# What the exercise asks
Below is a listing to write out in full, exactly as given, without its pictures.
**** Exercise data ****
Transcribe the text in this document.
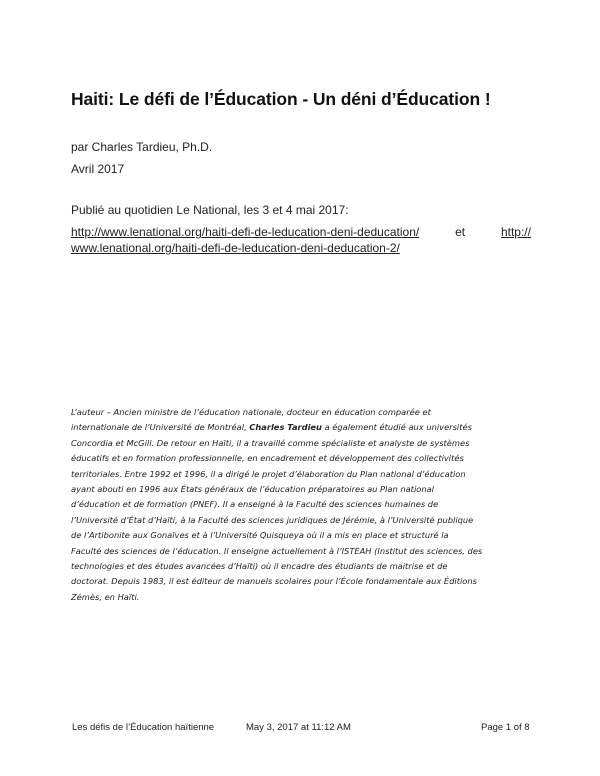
Haiti: Le défi de l’Éducation - Un déni d’Éducation !
par Charles Tardieu, Ph.D.
Avril 2017
Publié au quotidien Le National, les 3 et 4 mai 2017:
http://www.lenational.org/haiti-defi-de-leducation-deni-deducation/	et	http://
www.lenational.org/haiti-defi-de-leducation-deni-deducation-2/
L’auteur – Ancien ministre de l’éducation nationale, docteur en éducation comparée et
internationale de l’Université de Montréal, Charles Tardieu a également étudié aux universités
Concordia et McGill. De retour en Haïti, il a travaillé comme spécialiste et analyste de systèmes
éducatifs et en formation professionnelle, en encadrement et développement des collectivités
territoriales. Entre 1992 et 1996, il a dirigé le projet d’élaboration du Plan national d’éducation
ayant abouti en 1996 aux États généraux de l’éducation préparatoires au Plan national
d’éducation et de formation (PNEF). Il a enseigné à la Faculté des sciences humaines de
l’Université d’État d’Haïti, à la Faculté des sciences juridiques de Jérémie, à l’Université publique
de l’Artibonite aux Gonaïves et à l’Université Quisqueya où il a mis en place et structuré la
Faculté des sciences de l’éducation. Il enseigne actuellement à l’ISTEAH (Institut des sciences, des
technologies et des études avancées d’Haïti) où il encadre des étudiants de maitrise et de
doctorat. Depuis 1983, il est éditeur de manuels scolaires pour l’École fondamentale aux Éditions
Zémès, en Haïti.
Les défis de l’Éducation haïtienne	May 3, 2017 at 11:12 AM	Page 1 of 8
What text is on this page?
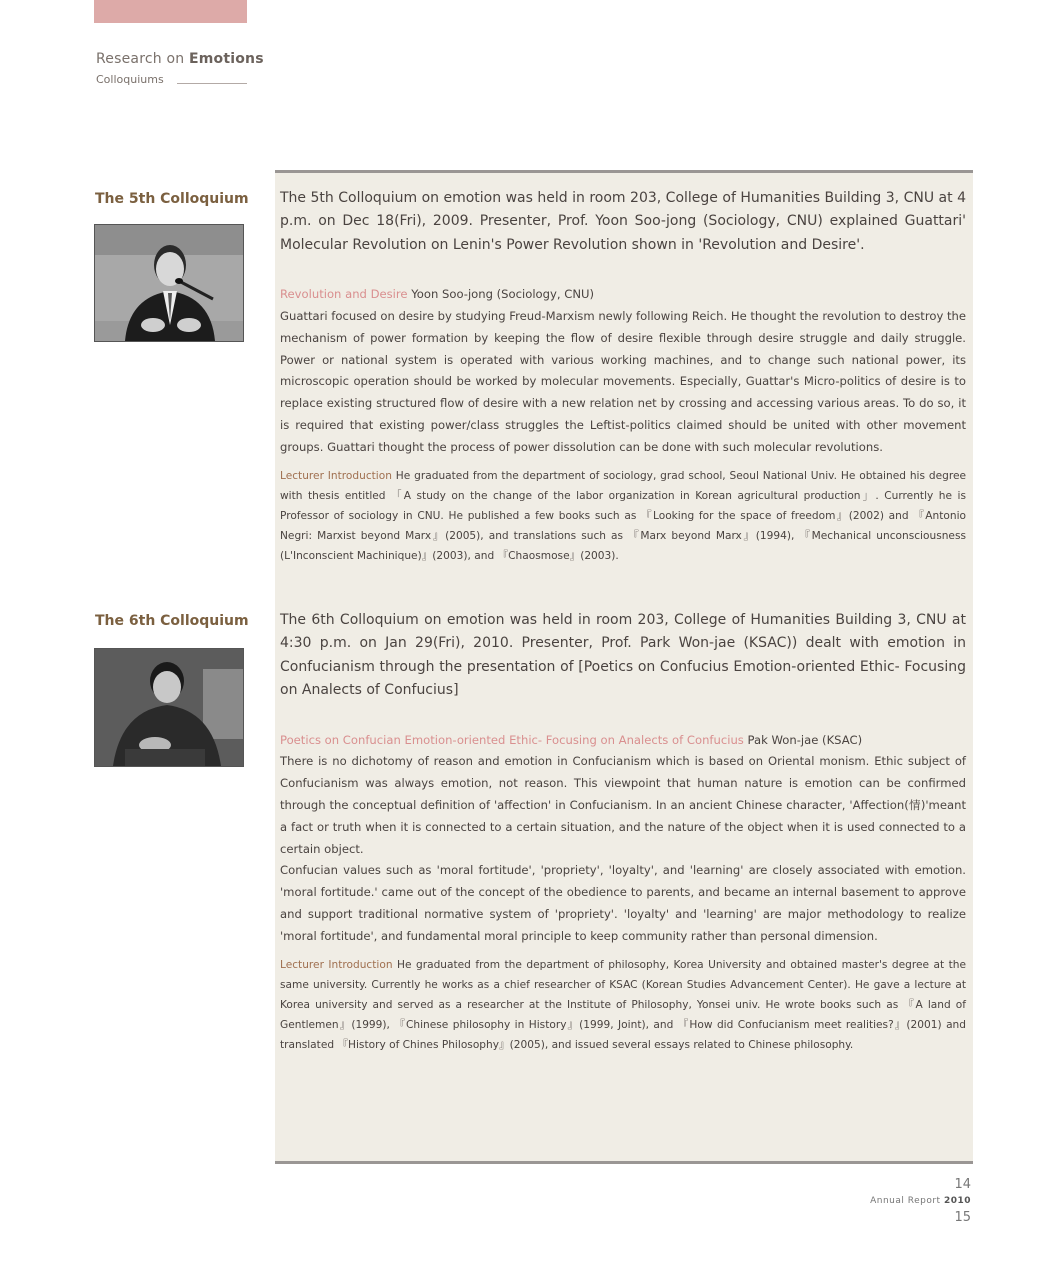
Research on Emotions
Colloquiums
The 5th Colloquium The 5th Colloquium on emotion was held in room 203, College of Humanities Building 3, CNU at 4 p.m. on Dec 18(Fri), 2009. Presenter, Prof. Yoon Soo-jong (Sociology, CNU) explained Guattari' Molecular Revolution on Lenin's Power Revolution shown in 'Revolution and Desire'.

Revolution and Desire Yoon Soo-jong (Sociology, CNU)

Guattari focused on desire by studying Freud-Marxism newly following Reich. He thought the revolution to destroy the mechanism of power formation by keeping the flow of desire flexible through desire struggle and daily struggle. Power or national system is operated with various working machines, and to change such national power, its microscopic operation should be worked by molecular movements. Especially, Guattar's Micro-politics of desire is to replace existing structured flow of desire with a new relation net by crossing and accessing various areas. To do so, it is required that existing power/class struggles the Leftist-politics claimed should be united with other movement groups. Guattari thought the process of power dissolution can be done with such molecular revolutions.

Lecturer Introduction He graduated from the department of sociology, grad school, Seoul National Univ. He obtained his degree with thesis entitled 「A study on the change of the labor organization in Korean agricultural production」. Currently he is Professor of sociology in CNU. He published a few books such as 『Looking for the space of freedom』(2002) and 『Antonio Negri: Marxist beyond Marx』(2005), and translations such as 『Marx beyond Marx』(1994), 『Mechanical unconsciousness (L'Inconscient Machinique)』(2003), and 『Chaosmose』(2003).

The 6th Colloquium The 6th Colloquium on emotion was held in room 203, College of Humanities Building 3, CNU at 4:30 p.m. on Jan 29(Fri), 2010. Presenter, Prof. Park Won-jae (KSAC)) dealt with emotion in Confucianism through the presentation of [Poetics on Confucius Emotion-oriented Ethic- Focusing on Analects of Confucius]

Poetics on Confucian Emotion-oriented Ethic- Focusing on Analects of Confucius Pak Won-jae (KSAC)

There is no dichotomy of reason and emotion in Confucianism which is based on Oriental monism. Ethic subject of Confucianism was always emotion, not reason. This viewpoint that human nature is emotion can be confirmed through the conceptual definition of 'affection' in Confucianism. In an ancient Chinese character, 'Affection(情)'meant a fact or truth when it is connected to a certain situation, and the nature of the object when it is used connected to a certain object.

Confucian values such as 'moral fortitude', 'propriety', 'loyalty', and 'learning' are closely associated with emotion. 'moral fortitude.' came out of the concept of the obedience to parents, and became an internal basement to approve and support traditional normative system of 'propriety'. 'loyalty' and 'learning' are major methodology to realize 'moral fortitude', and fundamental moral principle to keep community rather than personal dimension.

Lecturer Introduction He graduated from the department of philosophy, Korea University and obtained master's degree at the same university. Currently he works as a chief researcher of KSAC (Korean Studies Advancement Center). He gave a lecture at Korea university and served as a researcher at the Institute of Philosophy, Yonsei univ. He wrote books such as 『A land of Gentlemen』(1999), 『Chinese philosophy in History』(1999, Joint), and 『How did Confucianism meet realities?』(2001) and translated 『History of Chines Philosophy』(2005), and issued several essays related to Chinese philosophy.

14
Annual Report 2010
15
****
# Answer for this exercise
Transcribe the text in this document.
Haiti: Le défi de l’Éducation - Un déni d’Éducation !
par Charles Tardieu, Ph.D.
Avril 2017
Publié au quotidien Le National, les 3 et 4 mai 2017:
http://www.lenational.org/haiti-defi-de-leducation-deni-deducation/	et	http://
www.lenational.org/haiti-defi-de-leducation-deni-deducation-2/
L’auteur – Ancien ministre de l’éducation nationale, docteur en éducation comparée et
internationale de l’Université de Montréal, Charles Tardieu a également étudié aux universités
Concordia et McGill. De retour en Haïti, il a travaillé comme spécialiste et analyste de systèmes
éducatifs et en formation professionnelle, en encadrement et développement des collectivités
territoriales. Entre 1992 et 1996, il a dirigé le projet d’élaboration du Plan national d’éducation
ayant abouti en 1996 aux États généraux de l’éducation préparatoires au Plan national
d’éducation et de formation (PNEF). Il a enseigné à la Faculté des sciences humaines de
l’Université d’État d’Haïti, à la Faculté des sciences juridiques de Jérémie, à l’Université publique
de l’Artibonite aux Gonaïves et à l’Université Quisqueya où il a mis en place et structuré la
Faculté des sciences de l’éducation. Il enseigne actuellement à l’ISTEAH (Institut des sciences, des
technologies et des études avancées d’Haïti) où il encadre des étudiants de maitrise et de
doctorat. Depuis 1983, il est éditeur de manuels scolaires pour l’École fondamentale aux Éditions
Zémès, en Haïti.
Les défis de l’Éducation haïtienne	May 3, 2017 at 11:12 AM	Page 1 of 8
What text is on this page?
Research on Emotions
Colloquiums
The 5th Colloquium The 5th Colloquium on emotion was held in room 203, College of Humanities Building 3, CNU at 4 p.m. on Dec 18(Fri), 2009. Presenter, Prof. Yoon Soo-jong (Sociology, CNU) explained Guattari' Molecular Revolution on Lenin's Power Revolution shown in 'Revolution and Desire'.

Revolution and Desire Yoon Soo-jong (Sociology, CNU)

Guattari focused on desire by studying Freud-Marxism newly following Reich. He thought the revolution to destroy the mechanism of power formation by keeping the flow of desire flexible through desire struggle and daily struggle. Power or national system is operated with various working machines, and to change such national power, its microscopic operation should be worked by molecular movements. Especially, Guattar's Micro-politics of desire is to replace existing structured flow of desire with a new relation net by crossing and accessing various areas. To do so, it is required that existing power/class struggles the Leftist-politics claimed should be united with other movement groups. Guattari thought the process of power dissolution can be done with such molecular revolutions.

Lecturer Introduction He graduated from the department of sociology, grad school, Seoul National Univ. He obtained his degree with thesis entitled 「A study on the change of the labor organization in Korean agricultural production」. Currently he is Professor of sociology in CNU. He published a few books such as 『Looking for the space of freedom』(2002) and 『Antonio Negri: Marxist beyond Marx』(2005), and translations such as 『Marx beyond Marx』(1994), 『Mechanical unconsciousness (L'Inconscient Machinique)』(2003), and 『Chaosmose』(2003).

The 6th Colloquium The 6th Colloquium on emotion was held in room 203, College of Humanities Building 3, CNU at 4:30 p.m. on Jan 29(Fri), 2010. Presenter, Prof. Park Won-jae (KSAC)) dealt with emotion in Confucianism through the presentation of [Poetics on Confucius Emotion-oriented Ethic- Focusing on Analects of Confucius]

Poetics on Confucian Emotion-oriented Ethic- Focusing on Analects of Confucius Pak Won-jae (KSAC)

There is no dichotomy of reason and emotion in Confucianism which is based on Oriental monism. Ethic subject of Confucianism was always emotion, not reason. This viewpoint that human nature is emotion can be confirmed through the conceptual definition of 'affection' in Confucianism. In an ancient Chinese character, 'Affection(情)'meant a fact or truth when it is connected to a certain situation, and the nature of the object when it is used connected to a certain object.

Confucian values such as 'moral fortitude', 'propriety', 'loyalty', and 'learning' are closely associated with emotion. 'moral fortitude.' came out of the concept of the obedience to parents, and became an internal basement to approve and support traditional normative system of 'propriety'. 'loyalty' and 'learning' are major methodology to realize 'moral fortitude', and fundamental moral principle to keep community rather than personal dimension.

Lecturer Introduction He graduated from the department of philosophy, Korea University and obtained master's degree at the same university. Currently he works as a chief researcher of KSAC (Korean Studies Advancement Center). He gave a lecture at Korea university and served as a researcher at the Institute of Philosophy, Yonsei univ. He wrote books such as 『A land of Gentlemen』(1999), 『Chinese philosophy in History』(1999, Joint), and 『How did Confucianism meet realities?』(2001) and translated 『History of Chines Philosophy』(2005), and issued several essays related to Chinese philosophy.

14
Annual Report 2010
15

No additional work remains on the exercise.